[Goal of the exercise]
Will you write out all the entries below exactly?

[Material for this exercise]
========

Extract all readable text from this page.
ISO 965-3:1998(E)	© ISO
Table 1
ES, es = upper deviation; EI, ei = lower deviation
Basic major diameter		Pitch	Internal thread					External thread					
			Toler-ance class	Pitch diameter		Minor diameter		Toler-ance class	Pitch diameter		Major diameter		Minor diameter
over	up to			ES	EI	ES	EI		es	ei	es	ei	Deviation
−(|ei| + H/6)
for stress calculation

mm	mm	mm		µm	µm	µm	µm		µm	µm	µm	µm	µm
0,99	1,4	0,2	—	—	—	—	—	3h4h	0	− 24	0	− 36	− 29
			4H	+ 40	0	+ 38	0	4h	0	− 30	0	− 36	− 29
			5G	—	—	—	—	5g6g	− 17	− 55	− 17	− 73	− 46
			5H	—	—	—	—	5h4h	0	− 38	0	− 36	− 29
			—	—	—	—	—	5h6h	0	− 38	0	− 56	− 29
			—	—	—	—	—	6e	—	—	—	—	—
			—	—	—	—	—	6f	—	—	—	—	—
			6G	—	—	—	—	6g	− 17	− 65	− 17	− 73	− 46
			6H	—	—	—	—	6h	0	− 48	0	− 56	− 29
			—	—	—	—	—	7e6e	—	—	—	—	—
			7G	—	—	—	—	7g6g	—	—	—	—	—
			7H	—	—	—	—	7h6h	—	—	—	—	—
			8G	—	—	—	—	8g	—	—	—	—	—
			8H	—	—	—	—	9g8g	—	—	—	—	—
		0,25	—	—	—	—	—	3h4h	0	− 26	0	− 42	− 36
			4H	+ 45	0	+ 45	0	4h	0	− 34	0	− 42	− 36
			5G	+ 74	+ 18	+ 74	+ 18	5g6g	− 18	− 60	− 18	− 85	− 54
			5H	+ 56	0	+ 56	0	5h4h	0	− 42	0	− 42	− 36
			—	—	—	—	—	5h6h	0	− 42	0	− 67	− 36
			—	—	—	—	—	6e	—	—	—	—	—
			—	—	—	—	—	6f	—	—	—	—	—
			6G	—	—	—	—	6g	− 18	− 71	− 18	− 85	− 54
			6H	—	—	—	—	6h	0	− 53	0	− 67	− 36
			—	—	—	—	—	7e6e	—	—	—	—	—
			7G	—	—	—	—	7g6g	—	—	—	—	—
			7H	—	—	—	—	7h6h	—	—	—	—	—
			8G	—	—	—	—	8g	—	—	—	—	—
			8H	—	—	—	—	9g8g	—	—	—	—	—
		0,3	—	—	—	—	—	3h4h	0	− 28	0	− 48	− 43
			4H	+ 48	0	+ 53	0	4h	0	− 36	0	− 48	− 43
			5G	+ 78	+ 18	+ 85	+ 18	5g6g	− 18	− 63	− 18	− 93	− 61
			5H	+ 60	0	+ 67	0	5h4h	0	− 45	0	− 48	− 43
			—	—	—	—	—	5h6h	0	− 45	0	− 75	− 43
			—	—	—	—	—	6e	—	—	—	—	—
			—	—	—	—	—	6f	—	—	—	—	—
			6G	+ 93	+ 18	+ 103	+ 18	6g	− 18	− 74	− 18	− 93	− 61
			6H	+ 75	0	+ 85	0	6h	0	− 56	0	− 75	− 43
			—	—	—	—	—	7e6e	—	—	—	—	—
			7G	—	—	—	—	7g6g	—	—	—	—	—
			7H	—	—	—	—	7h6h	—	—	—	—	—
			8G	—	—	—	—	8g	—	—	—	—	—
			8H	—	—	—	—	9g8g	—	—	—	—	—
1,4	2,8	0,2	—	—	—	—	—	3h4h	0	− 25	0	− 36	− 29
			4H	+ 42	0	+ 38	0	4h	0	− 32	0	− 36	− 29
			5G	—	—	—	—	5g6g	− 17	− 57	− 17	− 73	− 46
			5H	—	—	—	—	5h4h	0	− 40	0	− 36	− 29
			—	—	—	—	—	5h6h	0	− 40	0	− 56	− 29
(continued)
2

========

[Result]
Extract all readable text from this page.
ISO 965-3:1998(E)	© ISO
Table 1
ES, es = upper deviation; EI, ei = lower deviation
Basic major diameter		Pitch	Internal thread					External thread					
			Toler-ance class	Pitch diameter		Minor diameter		Toler-ance class	Pitch diameter		Major diameter		Minor diameter
over	up to			ES	EI	ES	EI		es	ei	es	ei	Deviation
−(|ei| + H/6)
for stress calculation

mm	mm	mm		µm	µm	µm	µm		µm	µm	µm	µm	µm
0,99	1,4	0,2	—	—	—	—	—	3h4h	0	− 24	0	− 36	− 29
			4H	+ 40	0	+ 38	0	4h	0	− 30	0	− 36	− 29
			5G	—	—	—	—	5g6g	− 17	− 55	− 17	− 73	− 46
			5H	—	—	—	—	5h4h	0	− 38	0	− 36	− 29
			—	—	—	—	—	5h6h	0	− 38	0	− 56	− 29
			—	—	—	—	—	6e	—	—	—	—	—
			—	—	—	—	—	6f	—	—	—	—	—
			6G	—	—	—	—	6g	− 17	− 65	− 17	− 73	− 46
			6H	—	—	—	—	6h	0	− 48	0	− 56	− 29
			—	—	—	—	—	7e6e	—	—	—	—	—
			7G	—	—	—	—	7g6g	—	—	—	—	—
			7H	—	—	—	—	7h6h	—	—	—	—	—
			8G	—	—	—	—	8g	—	—	—	—	—
			8H	—	—	—	—	9g8g	—	—	—	—	—
		0,25	—	—	—	—	—	3h4h	0	− 26	0	− 42	− 36
			4H	+ 45	0	+ 45	0	4h	0	− 34	0	− 42	− 36
			5G	+ 74	+ 18	+ 74	+ 18	5g6g	− 18	− 60	− 18	− 85	− 54
			5H	+ 56	0	+ 56	0	5h4h	0	− 42	0	− 42	− 36
			—	—	—	—	—	5h6h	0	− 42	0	− 67	− 36
			—	—	—	—	—	6e	—	—	—	—	—
			—	—	—	—	—	6f	—	—	—	—	—
			6G	—	—	—	—	6g	− 18	− 71	− 18	− 85	− 54
			6H	—	—	—	—	6h	0	− 53	0	− 67	− 36
			—	—	—	—	—	7e6e	—	—	—	—	—
			7G	—	—	—	—	7g6g	—	—	—	—	—
			7H	—	—	—	—	7h6h	—	—	—	—	—
			8G	—	—	—	—	8g	—	—	—	—	—
			8H	—	—	—	—	9g8g	—	—	—	—	—
		0,3	—	—	—	—	—	3h4h	0	− 28	0	− 48	− 43
			4H	+ 48	0	+ 53	0	4h	0	− 36	0	− 48	− 43
			5G	+ 78	+ 18	+ 85	+ 18	5g6g	− 18	− 63	− 18	− 93	− 61
			5H	+ 60	0	+ 67	0	5h4h	0	− 45	0	− 48	− 43
			—	—	—	—	—	5h6h	0	− 45	0	− 75	− 43
			—	—	—	—	—	6e	—	—	—	—	—
			—	—	—	—	—	6f	—	—	—	—	—
			6G	+ 93	+ 18	+ 103	+ 18	6g	− 18	− 74	− 18	− 93	− 61
			6H	+ 75	0	+ 85	0	6h	0	− 56	0	− 75	− 43
			—	—	—	—	—	7e6e	—	—	—	—	—
			7G	—	—	—	—	7g6g	—	—	—	—	—
			7H	—	—	—	—	7h6h	—	—	—	—	—
			8G	—	—	—	—	8g	—	—	—	—	—
			8H	—	—	—	—	9g8g	—	—	—	—	—
1,4	2,8	0,2	—	—	—	—	—	3h4h	0	− 25	0	− 36	− 29
			4H	+ 42	0	+ 38	0	4h	0	− 32	0	− 36	− 29
			5G	—	—	—	—	5g6g	− 17	− 57	− 17	− 73	− 46
			5H	—	—	—	—	5h4h	0	− 40	0	− 36	− 29
			—	—	—	—	—	5h6h	0	− 40	0	− 56	− 29
(continued)
2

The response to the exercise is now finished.